### Dataset rows ###

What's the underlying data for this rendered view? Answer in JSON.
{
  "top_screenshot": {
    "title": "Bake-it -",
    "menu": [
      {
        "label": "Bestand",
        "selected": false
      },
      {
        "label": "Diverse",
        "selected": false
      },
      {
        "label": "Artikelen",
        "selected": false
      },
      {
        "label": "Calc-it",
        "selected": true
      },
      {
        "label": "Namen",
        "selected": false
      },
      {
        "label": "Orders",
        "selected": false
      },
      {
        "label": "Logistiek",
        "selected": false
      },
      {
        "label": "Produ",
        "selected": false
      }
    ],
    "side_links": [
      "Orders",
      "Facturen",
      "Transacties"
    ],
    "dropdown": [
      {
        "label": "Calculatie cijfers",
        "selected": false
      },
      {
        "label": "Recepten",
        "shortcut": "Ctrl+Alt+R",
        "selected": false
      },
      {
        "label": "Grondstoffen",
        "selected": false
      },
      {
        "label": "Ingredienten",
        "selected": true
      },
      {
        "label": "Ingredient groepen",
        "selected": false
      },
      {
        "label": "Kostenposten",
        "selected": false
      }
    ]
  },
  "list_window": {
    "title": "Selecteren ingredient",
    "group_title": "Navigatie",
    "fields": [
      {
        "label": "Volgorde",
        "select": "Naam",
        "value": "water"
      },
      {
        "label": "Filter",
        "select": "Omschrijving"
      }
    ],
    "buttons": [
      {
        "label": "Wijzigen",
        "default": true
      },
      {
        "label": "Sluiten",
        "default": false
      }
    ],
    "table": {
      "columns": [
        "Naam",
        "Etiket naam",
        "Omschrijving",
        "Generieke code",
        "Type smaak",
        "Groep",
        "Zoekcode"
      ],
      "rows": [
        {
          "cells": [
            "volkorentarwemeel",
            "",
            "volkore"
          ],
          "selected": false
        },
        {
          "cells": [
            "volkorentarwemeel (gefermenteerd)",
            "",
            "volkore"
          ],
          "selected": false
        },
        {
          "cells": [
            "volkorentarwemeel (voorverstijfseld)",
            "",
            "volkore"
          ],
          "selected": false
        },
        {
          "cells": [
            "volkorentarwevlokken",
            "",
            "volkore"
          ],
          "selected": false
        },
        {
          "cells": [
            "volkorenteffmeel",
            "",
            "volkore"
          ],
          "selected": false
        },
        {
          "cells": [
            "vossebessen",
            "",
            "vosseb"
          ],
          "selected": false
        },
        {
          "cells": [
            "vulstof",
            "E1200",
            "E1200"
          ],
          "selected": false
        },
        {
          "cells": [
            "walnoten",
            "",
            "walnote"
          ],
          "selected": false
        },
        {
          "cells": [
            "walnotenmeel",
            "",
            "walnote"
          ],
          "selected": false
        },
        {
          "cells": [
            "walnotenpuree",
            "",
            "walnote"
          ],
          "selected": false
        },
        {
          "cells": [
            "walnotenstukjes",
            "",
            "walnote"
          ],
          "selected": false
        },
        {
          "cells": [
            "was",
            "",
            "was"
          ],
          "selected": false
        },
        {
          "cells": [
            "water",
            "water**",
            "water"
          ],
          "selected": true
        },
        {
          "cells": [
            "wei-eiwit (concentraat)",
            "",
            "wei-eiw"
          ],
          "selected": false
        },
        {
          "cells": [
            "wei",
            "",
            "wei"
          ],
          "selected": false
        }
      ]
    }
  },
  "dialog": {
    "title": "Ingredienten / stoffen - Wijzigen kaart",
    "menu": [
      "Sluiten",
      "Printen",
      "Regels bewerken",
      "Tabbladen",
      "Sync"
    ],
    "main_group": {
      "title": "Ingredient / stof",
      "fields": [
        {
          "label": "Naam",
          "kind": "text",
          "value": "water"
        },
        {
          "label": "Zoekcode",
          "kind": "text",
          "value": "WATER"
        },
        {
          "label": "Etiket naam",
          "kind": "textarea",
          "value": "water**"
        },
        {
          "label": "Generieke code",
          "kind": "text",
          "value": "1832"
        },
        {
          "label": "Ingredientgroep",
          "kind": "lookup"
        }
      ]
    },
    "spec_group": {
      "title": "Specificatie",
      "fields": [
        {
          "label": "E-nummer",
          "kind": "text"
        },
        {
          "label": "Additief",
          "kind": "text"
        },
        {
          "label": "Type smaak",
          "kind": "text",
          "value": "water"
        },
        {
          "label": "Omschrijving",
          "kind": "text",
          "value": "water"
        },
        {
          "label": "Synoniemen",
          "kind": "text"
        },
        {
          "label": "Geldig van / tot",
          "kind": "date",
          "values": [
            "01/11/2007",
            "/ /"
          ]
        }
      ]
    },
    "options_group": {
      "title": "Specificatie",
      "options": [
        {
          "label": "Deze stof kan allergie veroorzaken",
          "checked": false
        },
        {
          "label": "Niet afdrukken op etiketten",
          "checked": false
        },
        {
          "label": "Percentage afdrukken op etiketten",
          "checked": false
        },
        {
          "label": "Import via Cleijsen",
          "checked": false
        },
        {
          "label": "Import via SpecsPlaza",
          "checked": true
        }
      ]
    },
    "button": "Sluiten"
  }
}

###

## Problem details
Give a single number: the count of lines above that include the word "true".

## Solution for this problem
5